=== Short task ===
Produce an exact copy of all the records.

[BEGIN Records shown]

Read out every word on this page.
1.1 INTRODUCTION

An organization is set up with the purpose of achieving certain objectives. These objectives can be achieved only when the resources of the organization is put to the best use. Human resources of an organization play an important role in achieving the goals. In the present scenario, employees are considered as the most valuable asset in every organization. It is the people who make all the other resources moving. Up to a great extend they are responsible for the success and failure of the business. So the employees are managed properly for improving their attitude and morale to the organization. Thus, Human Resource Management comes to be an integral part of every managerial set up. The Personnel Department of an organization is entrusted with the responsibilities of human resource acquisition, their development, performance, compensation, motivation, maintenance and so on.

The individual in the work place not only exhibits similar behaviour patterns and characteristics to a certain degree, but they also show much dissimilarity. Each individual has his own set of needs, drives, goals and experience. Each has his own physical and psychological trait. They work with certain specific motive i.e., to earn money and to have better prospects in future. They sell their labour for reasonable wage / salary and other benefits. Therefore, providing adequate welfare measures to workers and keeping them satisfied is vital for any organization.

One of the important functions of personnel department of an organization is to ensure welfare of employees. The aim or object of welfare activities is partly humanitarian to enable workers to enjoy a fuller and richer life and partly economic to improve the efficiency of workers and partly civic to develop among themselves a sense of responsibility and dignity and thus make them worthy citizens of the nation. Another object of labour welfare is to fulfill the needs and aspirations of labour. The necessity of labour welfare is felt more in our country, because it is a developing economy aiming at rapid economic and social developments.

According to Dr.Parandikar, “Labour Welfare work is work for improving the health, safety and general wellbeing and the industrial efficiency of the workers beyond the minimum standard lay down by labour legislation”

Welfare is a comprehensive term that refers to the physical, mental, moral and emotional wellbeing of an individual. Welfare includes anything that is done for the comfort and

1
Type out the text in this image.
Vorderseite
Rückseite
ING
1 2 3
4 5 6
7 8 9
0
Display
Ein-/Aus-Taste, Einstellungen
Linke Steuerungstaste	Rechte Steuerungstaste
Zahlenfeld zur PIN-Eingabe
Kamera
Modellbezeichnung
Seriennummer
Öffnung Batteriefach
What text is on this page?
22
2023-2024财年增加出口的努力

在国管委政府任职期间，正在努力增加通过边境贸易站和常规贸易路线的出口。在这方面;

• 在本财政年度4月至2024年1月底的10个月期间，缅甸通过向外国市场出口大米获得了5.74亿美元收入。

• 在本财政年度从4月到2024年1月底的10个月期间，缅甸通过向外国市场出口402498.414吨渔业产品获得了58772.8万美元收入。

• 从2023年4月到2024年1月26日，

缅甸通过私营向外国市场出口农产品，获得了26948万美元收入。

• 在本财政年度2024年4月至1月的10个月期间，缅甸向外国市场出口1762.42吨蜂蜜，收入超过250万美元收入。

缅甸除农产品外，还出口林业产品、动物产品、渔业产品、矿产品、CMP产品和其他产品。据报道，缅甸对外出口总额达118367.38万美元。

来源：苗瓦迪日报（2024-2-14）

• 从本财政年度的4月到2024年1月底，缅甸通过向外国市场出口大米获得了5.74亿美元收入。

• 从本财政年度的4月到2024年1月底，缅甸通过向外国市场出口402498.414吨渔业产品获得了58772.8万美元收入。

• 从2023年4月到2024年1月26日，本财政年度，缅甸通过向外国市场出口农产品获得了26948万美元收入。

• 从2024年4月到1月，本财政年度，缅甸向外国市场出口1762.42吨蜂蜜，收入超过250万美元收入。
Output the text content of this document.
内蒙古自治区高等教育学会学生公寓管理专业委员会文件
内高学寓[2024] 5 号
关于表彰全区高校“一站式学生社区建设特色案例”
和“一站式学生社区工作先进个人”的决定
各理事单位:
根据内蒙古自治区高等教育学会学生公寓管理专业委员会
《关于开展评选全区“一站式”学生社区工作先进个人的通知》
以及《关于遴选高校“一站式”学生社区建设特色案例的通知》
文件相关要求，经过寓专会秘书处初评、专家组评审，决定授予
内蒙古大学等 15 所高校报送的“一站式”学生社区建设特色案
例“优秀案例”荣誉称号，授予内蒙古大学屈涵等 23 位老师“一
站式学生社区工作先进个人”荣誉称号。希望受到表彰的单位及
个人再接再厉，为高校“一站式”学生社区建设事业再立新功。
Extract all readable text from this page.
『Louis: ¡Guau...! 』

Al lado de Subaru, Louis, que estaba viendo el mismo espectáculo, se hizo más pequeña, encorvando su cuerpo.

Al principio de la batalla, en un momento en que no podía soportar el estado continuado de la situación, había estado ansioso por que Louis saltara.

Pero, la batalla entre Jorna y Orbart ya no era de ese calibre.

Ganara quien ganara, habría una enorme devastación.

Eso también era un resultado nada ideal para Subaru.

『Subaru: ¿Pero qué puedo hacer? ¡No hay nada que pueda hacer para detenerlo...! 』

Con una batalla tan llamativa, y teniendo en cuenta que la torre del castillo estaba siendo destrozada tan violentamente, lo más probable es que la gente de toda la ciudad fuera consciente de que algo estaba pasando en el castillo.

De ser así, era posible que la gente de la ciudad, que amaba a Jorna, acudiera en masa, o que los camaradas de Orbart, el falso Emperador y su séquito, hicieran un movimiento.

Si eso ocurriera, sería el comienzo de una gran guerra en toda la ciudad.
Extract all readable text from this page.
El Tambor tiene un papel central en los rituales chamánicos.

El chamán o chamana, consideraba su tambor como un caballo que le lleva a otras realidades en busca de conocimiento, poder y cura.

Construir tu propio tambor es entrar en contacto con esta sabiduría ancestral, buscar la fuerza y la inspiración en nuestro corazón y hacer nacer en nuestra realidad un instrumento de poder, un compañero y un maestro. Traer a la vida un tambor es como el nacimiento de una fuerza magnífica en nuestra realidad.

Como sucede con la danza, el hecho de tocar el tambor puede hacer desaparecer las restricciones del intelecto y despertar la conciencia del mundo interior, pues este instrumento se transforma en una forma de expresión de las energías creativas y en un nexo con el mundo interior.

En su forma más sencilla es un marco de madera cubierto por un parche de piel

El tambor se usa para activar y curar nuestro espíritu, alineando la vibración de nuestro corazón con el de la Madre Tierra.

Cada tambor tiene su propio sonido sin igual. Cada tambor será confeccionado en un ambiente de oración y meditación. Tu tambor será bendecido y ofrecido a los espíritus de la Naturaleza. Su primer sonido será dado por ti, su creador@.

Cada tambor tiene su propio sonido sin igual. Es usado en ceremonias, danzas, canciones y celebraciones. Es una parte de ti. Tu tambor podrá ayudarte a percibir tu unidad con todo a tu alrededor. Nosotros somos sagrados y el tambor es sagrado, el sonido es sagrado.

[END Records shown]

=== Task output ===
Read out every word on this page.
1.1 INTRODUCTION

An organization is set up with the purpose of achieving certain objectives. These objectives can be achieved only when the resources of the organization is put to the best use. Human resources of an organization play an important role in achieving the goals. In the present scenario, employees are considered as the most valuable asset in every organization. It is the people who make all the other resources moving. Up to a great extend they are responsible for the success and failure of the business. So the employees are managed properly for improving their attitude and morale to the organization. Thus, Human Resource Management comes to be an integral part of every managerial set up. The Personnel Department of an organization is entrusted with the responsibilities of human resource acquisition, their development, performance, compensation, motivation, maintenance and so on.

The individual in the work place not only exhibits similar behaviour patterns and characteristics to a certain degree, but they also show much dissimilarity. Each individual has his own set of needs, drives, goals and experience. Each has his own physical and psychological trait. They work with certain specific motive i.e., to earn money and to have better prospects in future. They sell their labour for reasonable wage / salary and other benefits. Therefore, providing adequate welfare measures to workers and keeping them satisfied is vital for any organization.

One of the important functions of personnel department of an organization is to ensure welfare of employees. The aim or object of welfare activities is partly humanitarian to enable workers to enjoy a fuller and richer life and partly economic to improve the efficiency of workers and partly civic to develop among themselves a sense of responsibility and dignity and thus make them worthy citizens of the nation. Another object of labour welfare is to fulfill the needs and aspirations of labour. The necessity of labour welfare is felt more in our country, because it is a developing economy aiming at rapid economic and social developments.

According to Dr.Parandikar, “Labour Welfare work is work for improving the health, safety and general wellbeing and the industrial efficiency of the workers beyond the minimum standard lay down by labour legislation”

Welfare is a comprehensive term that refers to the physical, mental, moral and emotional wellbeing of an individual. Welfare includes anything that is done for the comfort and

1
Type out the text in this image.
Vorderseite
Rückseite
ING
1 2 3
4 5 6
7 8 9
0
Display
Ein-/Aus-Taste, Einstellungen
Linke Steuerungstaste	Rechte Steuerungstaste
Zahlenfeld zur PIN-Eingabe
Kamera
Modellbezeichnung
Seriennummer
Öffnung Batteriefach
What text is on this page?
22
2023-2024财年增加出口的努力

在国管委政府任职期间，正在努力增加通过边境贸易站和常规贸易路线的出口。在这方面;

• 在本财政年度4月至2024年1月底的10个月期间，缅甸通过向外国市场出口大米获得了5.74亿美元收入。

• 在本财政年度从4月到2024年1月底的10个月期间，缅甸通过向外国市场出口402498.414吨渔业产品获得了58772.8万美元收入。

• 从2023年4月到2024年1月26日，

缅甸通过私营向外国市场出口农产品，获得了26948万美元收入。

• 在本财政年度2024年4月至1月的10个月期间，缅甸向外国市场出口1762.42吨蜂蜜，收入超过250万美元收入。

缅甸除农产品外，还出口林业产品、动物产品、渔业产品、矿产品、CMP产品和其他产品。据报道，缅甸对外出口总额达118367.38万美元。

来源：苗瓦迪日报（2024-2-14）

• 从本财政年度的4月到2024年1月底，缅甸通过向外国市场出口大米获得了5.74亿美元收入。

• 从本财政年度的4月到2024年1月底，缅甸通过向外国市场出口402498.414吨渔业产品获得了58772.8万美元收入。

• 从2023年4月到2024年1月26日，本财政年度，缅甸通过向外国市场出口农产品获得了26948万美元收入。

• 从2024年4月到1月，本财政年度，缅甸向外国市场出口1762.42吨蜂蜜，收入超过250万美元收入。
Output the text content of this document.
内蒙古自治区高等教育学会学生公寓管理专业委员会文件
内高学寓[2024] 5 号
关于表彰全区高校“一站式学生社区建设特色案例”
和“一站式学生社区工作先进个人”的决定
各理事单位:
根据内蒙古自治区高等教育学会学生公寓管理专业委员会
《关于开展评选全区“一站式”学生社区工作先进个人的通知》
以及《关于遴选高校“一站式”学生社区建设特色案例的通知》
文件相关要求，经过寓专会秘书处初评、专家组评审，决定授予
内蒙古大学等 15 所高校报送的“一站式”学生社区建设特色案
例“优秀案例”荣誉称号，授予内蒙古大学屈涵等 23 位老师“一
站式学生社区工作先进个人”荣誉称号。希望受到表彰的单位及
个人再接再厉，为高校“一站式”学生社区建设事业再立新功。
Extract all readable text from this page.
『Louis: ¡Guau...! 』

Al lado de Subaru, Louis, que estaba viendo el mismo espectáculo, se hizo más pequeña, encorvando su cuerpo.

Al principio de la batalla, en un momento en que no podía soportar el estado continuado de la situación, había estado ansioso por que Louis saltara.

Pero, la batalla entre Jorna y Orbart ya no era de ese calibre.

Ganara quien ganara, habría una enorme devastación.

Eso también era un resultado nada ideal para Subaru.

『Subaru: ¿Pero qué puedo hacer? ¡No hay nada que pueda hacer para detenerlo...! 』

Con una batalla tan llamativa, y teniendo en cuenta que la torre del castillo estaba siendo destrozada tan violentamente, lo más probable es que la gente de toda la ciudad fuera consciente de que algo estaba pasando en el castillo.

De ser así, era posible que la gente de la ciudad, que amaba a Jorna, acudiera en masa, o que los camaradas de Orbart, el falso Emperador y su séquito, hicieran un movimiento.

Si eso ocurriera, sería el comienzo de una gran guerra en toda la ciudad.
Extract all readable text from this page.
El Tambor tiene un papel central en los rituales chamánicos.

El chamán o chamana, consideraba su tambor como un caballo que le lleva a otras realidades en busca de conocimiento, poder y cura.

Construir tu propio tambor es entrar en contacto con esta sabiduría ancestral, buscar la fuerza y la inspiración en nuestro corazón y hacer nacer en nuestra realidad un instrumento de poder, un compañero y un maestro. Traer a la vida un tambor es como el nacimiento de una fuerza magnífica en nuestra realidad.

Como sucede con la danza, el hecho de tocar el tambor puede hacer desaparecer las restricciones del intelecto y despertar la conciencia del mundo interior, pues este instrumento se transforma en una forma de expresión de las energías creativas y en un nexo con el mundo interior.

En su forma más sencilla es un marco de madera cubierto por un parche de piel

El tambor se usa para activar y curar nuestro espíritu, alineando la vibración de nuestro corazón con el de la Madre Tierra.

Cada tambor tiene su propio sonido sin igual. Cada tambor será confeccionado en un ambiente de oración y meditación. Tu tambor será bendecido y ofrecido a los espíritus de la Naturaleza. Su primer sonido será dado por ti, su creador@.

Cada tambor tiene su propio sonido sin igual. Es usado en ceremonias, danzas, canciones y celebraciones. Es una parte de ti. Tu tambor podrá ayudarte a percibir tu unidad con todo a tu alrededor. Nosotros somos sagrados y el tambor es sagrado, el sonido es sagrado.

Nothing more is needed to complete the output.